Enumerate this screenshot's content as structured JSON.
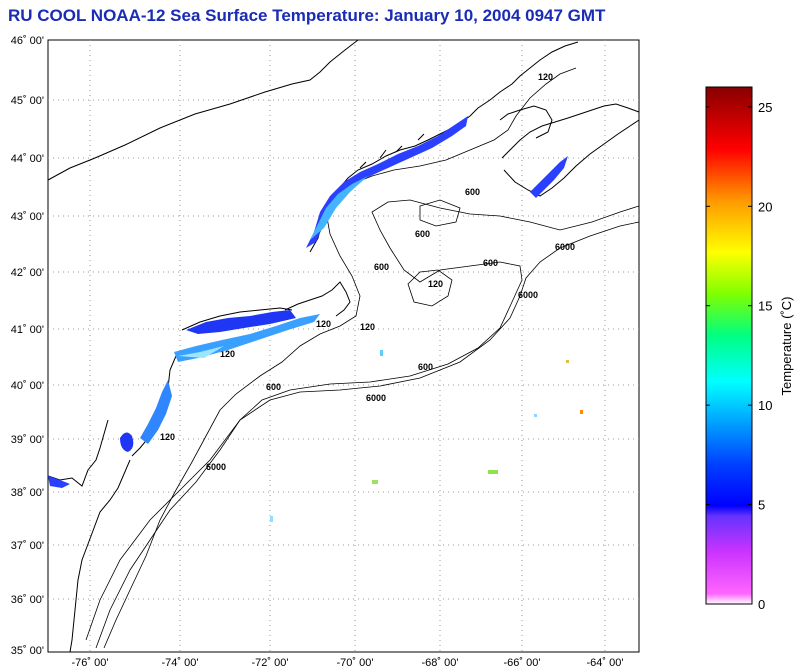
{
  "title": "RU COOL  NOAA-12  Sea Surface Temperature:  January 10, 2004 0947 GMT",
  "latitude_labels": [
    "46˚ 00'",
    "45˚ 00'",
    "44˚ 00'",
    "43˚ 00'",
    "42˚ 00'",
    "41˚ 00'",
    "40˚ 00'",
    "39˚ 00'",
    "38˚ 00'",
    "37˚ 00'",
    "36˚ 00'",
    "35˚ 00'"
  ],
  "longitude_labels": [
    "-76˚ 00'",
    "-74˚ 00'",
    "-72˚ 00'",
    "-70˚ 00'",
    "-68˚ 00'",
    "-66˚ 00'",
    "-64˚ 00'"
  ],
  "colorbar": {
    "label": "Temperature (˚C)",
    "min": 0,
    "max": 26,
    "tick_values": [
      0,
      5,
      10,
      15,
      20,
      25
    ],
    "tick_labels": [
      "0",
      "5",
      "10",
      "15",
      "20",
      "25"
    ]
  },
  "contour_labels": [
    "120",
    "600",
    "600",
    "6000",
    "600",
    "120",
    "600",
    "120",
    "6000",
    "120",
    "600",
    "6000",
    "120",
    "6000",
    "600",
    "120"
  ],
  "colors": {
    "title": "#1a2bb5",
    "coast": "#000000",
    "grid": "#9a9a9a",
    "cold_sst": "#1f3cff",
    "nearshore_sst": "#35a8ff"
  }
}
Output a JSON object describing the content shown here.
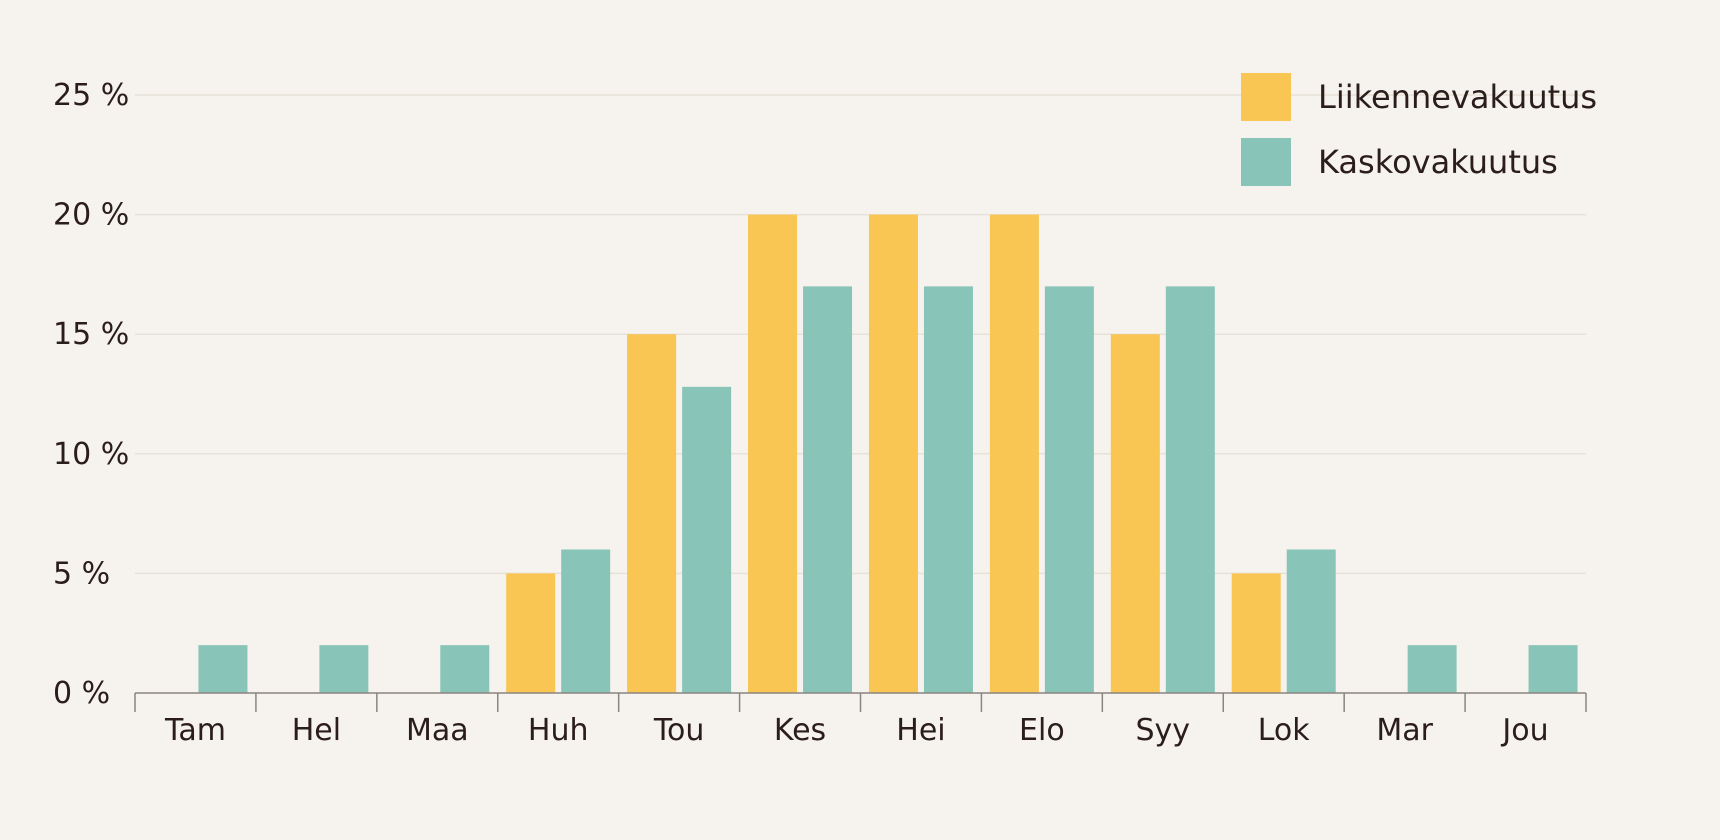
{
  "chart_data": {
    "type": "bar",
    "categories": [
      "Tam",
      "Hel",
      "Maa",
      "Huh",
      "Tou",
      "Kes",
      "Hei",
      "Elo",
      "Syy",
      "Lok",
      "Mar",
      "Jou"
    ],
    "series": [
      {
        "name": "Liikennevakuutus",
        "color": "#f9c553",
        "values": [
          0,
          0,
          0,
          5,
          15,
          20,
          20,
          20,
          15,
          5,
          0,
          0
        ]
      },
      {
        "name": "Kaskovakuutus",
        "color": "#88c5b8",
        "values": [
          2,
          2,
          2,
          6,
          12.8,
          17,
          17,
          17,
          17,
          6,
          2,
          2
        ]
      }
    ],
    "y_ticks": [
      "0 %",
      "5 %",
      "10 %",
      "15 %",
      "20 %",
      "25 %"
    ],
    "ylim": [
      0,
      25
    ],
    "grid": true,
    "legend_position": "top-right"
  }
}
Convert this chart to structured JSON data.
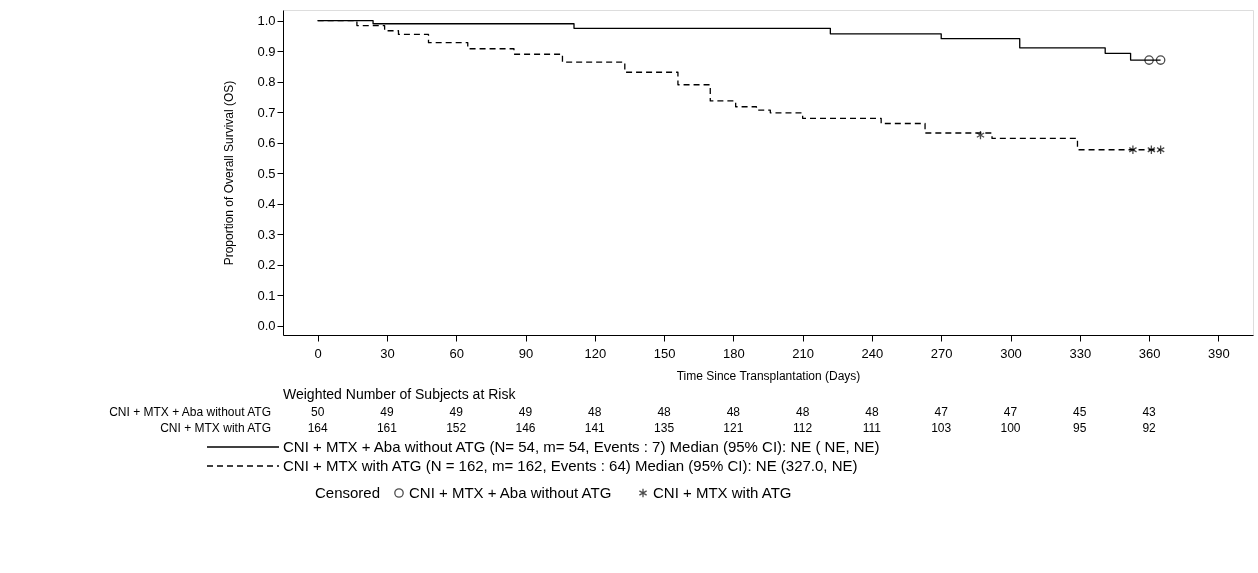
{
  "chart_data": {
    "type": "step",
    "xlabel": "Time Since Transplantation (Days)",
    "ylabel": "Proportion of Overall Survival (OS)",
    "xlim": [
      -15,
      405
    ],
    "xticks": [
      0,
      30,
      60,
      90,
      120,
      150,
      180,
      210,
      240,
      270,
      300,
      330,
      360,
      390
    ],
    "ylim": [
      -0.03,
      1.035
    ],
    "yticks": [
      {
        "value": 0,
        "label": "0.0"
      },
      0.1,
      0.2,
      0.3,
      0.4,
      0.5,
      0.6,
      0.7,
      0.8,
      0.9,
      {
        "value": 1,
        "label": "1.0"
      }
    ],
    "legend": "bottom",
    "legend_title": "Censored",
    "series": [
      {
        "name": "CNI + MTX + Aba without ATG (N= 54, m= 54, Events : 7)  Median (95% CI):  NE (  NE,  NE)",
        "color": "#000000",
        "line_style": "solid",
        "x": [
          0,
          24,
          111,
          222,
          270,
          304,
          341,
          352,
          365
        ],
        "values": [
          1.0,
          0.99,
          0.975,
          0.957,
          0.941,
          0.911,
          0.893,
          0.871,
          0.871
        ]
      },
      {
        "name": "CNI + MTX with ATG (N = 162, m= 162, Events : 64)  Median (95% CI):  NE  (327.0,  NE)",
        "color": "#000000",
        "line_style": "dashed",
        "x": [
          0,
          17,
          29,
          35,
          48,
          65,
          85,
          106,
          133,
          156,
          170,
          181,
          190,
          196,
          210,
          244,
          263,
          292,
          329,
          365
        ],
        "values": [
          1.0,
          0.984,
          0.967,
          0.955,
          0.928,
          0.908,
          0.89,
          0.864,
          0.831,
          0.79,
          0.737,
          0.718,
          0.707,
          0.698,
          0.68,
          0.663,
          0.632,
          0.614,
          0.577,
          0.577
        ]
      },
      {
        "name": "CNI + MTX + Aba without ATG",
        "type": "scatter",
        "color": "#000000",
        "marker": "circle",
        "x": [
          360,
          365
        ],
        "values": [
          0.871,
          0.871
        ]
      },
      {
        "name": "CNI + MTX with ATG",
        "type": "scatter",
        "color": "#000000",
        "marker": "cross",
        "x": [
          287,
          353,
          361,
          365
        ],
        "values": [
          0.625,
          0.577,
          0.577,
          0.577
        ]
      }
    ],
    "annotations": [
      "Weighted Number of Subjects at Risk",
      "CNI + MTX + Aba without ATG",
      "50",
      "49",
      "49",
      "49",
      "48",
      "48",
      "48",
      "48",
      "48",
      "47",
      "47",
      "45",
      "43",
      "CNI + MTX with ATG",
      "164",
      "161",
      "152",
      "146",
      "141",
      "135",
      "121",
      "112",
      "111",
      "103",
      "100",
      "95",
      "92"
    ]
  }
}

------

- [Task statement]: Omitting all images, print the listing exactly.

- [Finished exercise]:
Enumerate this screenshot's content as structured JSON.
{
  "title": "RU COOL  NOAA-12  Sea Surface Temperature:  January 10, 2004 0947 GMT",
  "latitude_labels": [
    "46˚ 00'",
    "45˚ 00'",
    "44˚ 00'",
    "43˚ 00'",
    "42˚ 00'",
    "41˚ 00'",
    "40˚ 00'",
    "39˚ 00'",
    "38˚ 00'",
    "37˚ 00'",
    "36˚ 00'",
    "35˚ 00'"
  ],
  "longitude_labels": [
    "-76˚ 00'",
    "-74˚ 00'",
    "-72˚ 00'",
    "-70˚ 00'",
    "-68˚ 00'",
    "-66˚ 00'",
    "-64˚ 00'"
  ],
  "colorbar": {
    "label": "Temperature (˚C)",
    "min": 0,
    "max": 26,
    "tick_values": [
      0,
      5,
      10,
      15,
      20,
      25
    ],
    "tick_labels": [
      "0",
      "5",
      "10",
      "15",
      "20",
      "25"
    ]
  },
  "contour_labels": [
    "120",
    "600",
    "600",
    "6000",
    "600",
    "120",
    "600",
    "120",
    "6000",
    "120",
    "600",
    "6000",
    "120",
    "6000",
    "600",
    "120"
  ],
  "colors": {
    "title": "#1a2bb5",
    "coast": "#000000",
    "grid": "#9a9a9a",
    "cold_sst": "#1f3cff",
    "nearshore_sst": "#35a8ff"
  }
}
Output a JSON object describing the content shown here.
{
  "chart_data": {
    "type": "bar",
    "categories": [
      "Tam",
      "Hel",
      "Maa",
      "Huh",
      "Tou",
      "Kes",
      "Hei",
      "Elo",
      "Syy",
      "Lok",
      "Mar",
      "Jou"
    ],
    "series": [
      {
        "name": "Liikennevakuutus",
        "color": "#f9c553",
        "values": [
          0,
          0,
          0,
          5,
          15,
          20,
          20,
          20,
          15,
          5,
          0,
          0
        ]
      },
      {
        "name": "Kaskovakuutus",
        "color": "#88c5b8",
        "values": [
          2,
          2,
          2,
          6,
          12.8,
          17,
          17,
          17,
          17,
          6,
          2,
          2
        ]
      }
    ],
    "y_ticks": [
      "0 %",
      "5 %",
      "10 %",
      "15 %",
      "20 %",
      "25 %"
    ],
    "ylim": [
      0,
      25
    ],
    "grid": true,
    "legend_position": "top-right"
  }
}
Convert this chart to structured JSON data.
{
  "chart_data": {
    "type": "step",
    "xlabel": "Time Since Transplantation (Days)",
    "ylabel": "Proportion of Overall Survival (OS)",
    "xlim": [
      -15,
      405
    ],
    "xticks": [
      0,
      30,
      60,
      90,
      120,
      150,
      180,
      210,
      240,
      270,
      300,
      330,
      360,
      390
    ],
    "ylim": [
      -0.03,
      1.035
    ],
    "yticks": [
      {
        "value": 0,
        "label": "0.0"
      },
      0.1,
      0.2,
      0.3,
      0.4,
      0.5,
      0.6,
      0.7,
      0.8,
      0.9,
      {
        "value": 1,
        "label": "1.0"
      }
    ],
    "legend": "bottom",
    "legend_title": "Censored",
    "series": [
      {
        "name": "CNI + MTX + Aba without ATG (N= 54, m= 54, Events : 7)  Median (95% CI):  NE (  NE,  NE)",
        "color": "#000000",
        "line_style": "solid",
        "x": [
          0,
          24,
          111,
          222,
          270,
          304,
          341,
          352,
          365
        ],
        "values": [
          1.0,
          0.99,
          0.975,
          0.957,
          0.941,
          0.911,
          0.893,
          0.871,
          0.871
        ]
      },
      {
        "name": "CNI + MTX with ATG (N = 162, m= 162, Events : 64)  Median (95% CI):  NE  (327.0,  NE)",
        "color": "#000000",
        "line_style": "dashed",
        "x": [
          0,
          17,
          29,
          35,
          48,
          65,
          85,
          106,
          133,
          156,
          170,
          181,
          190,
          196,
          210,
          244,
          263,
          292,
          329,
          365
        ],
        "values": [
          1.0,
          0.984,
          0.967,
          0.955,
          0.928,
          0.908,
          0.89,
          0.864,
          0.831,
          0.79,
          0.737,
          0.718,
          0.707,
          0.698,
          0.68,
          0.663,
          0.632,
          0.614,
          0.577,
          0.577
        ]
      },
      {
        "name": "CNI + MTX + Aba without ATG",
        "type": "scatter",
        "color": "#000000",
        "marker": "circle",
        "x": [
          360,
          365
        ],
        "values": [
          0.871,
          0.871
        ]
      },
      {
        "name": "CNI + MTX with ATG",
        "type": "scatter",
        "color": "#000000",
        "marker": "cross",
        "x": [
          287,
          353,
          361,
          365
        ],
        "values": [
          0.625,
          0.577,
          0.577,
          0.577
        ]
      }
    ],
    "annotations": [
      "Weighted Number of Subjects at Risk",
      "CNI + MTX + Aba without ATG",
      "50",
      "49",
      "49",
      "49",
      "48",
      "48",
      "48",
      "48",
      "48",
      "47",
      "47",
      "45",
      "43",
      "CNI + MTX with ATG",
      "164",
      "161",
      "152",
      "146",
      "141",
      "135",
      "121",
      "112",
      "111",
      "103",
      "100",
      "95",
      "92"
    ]
  }
}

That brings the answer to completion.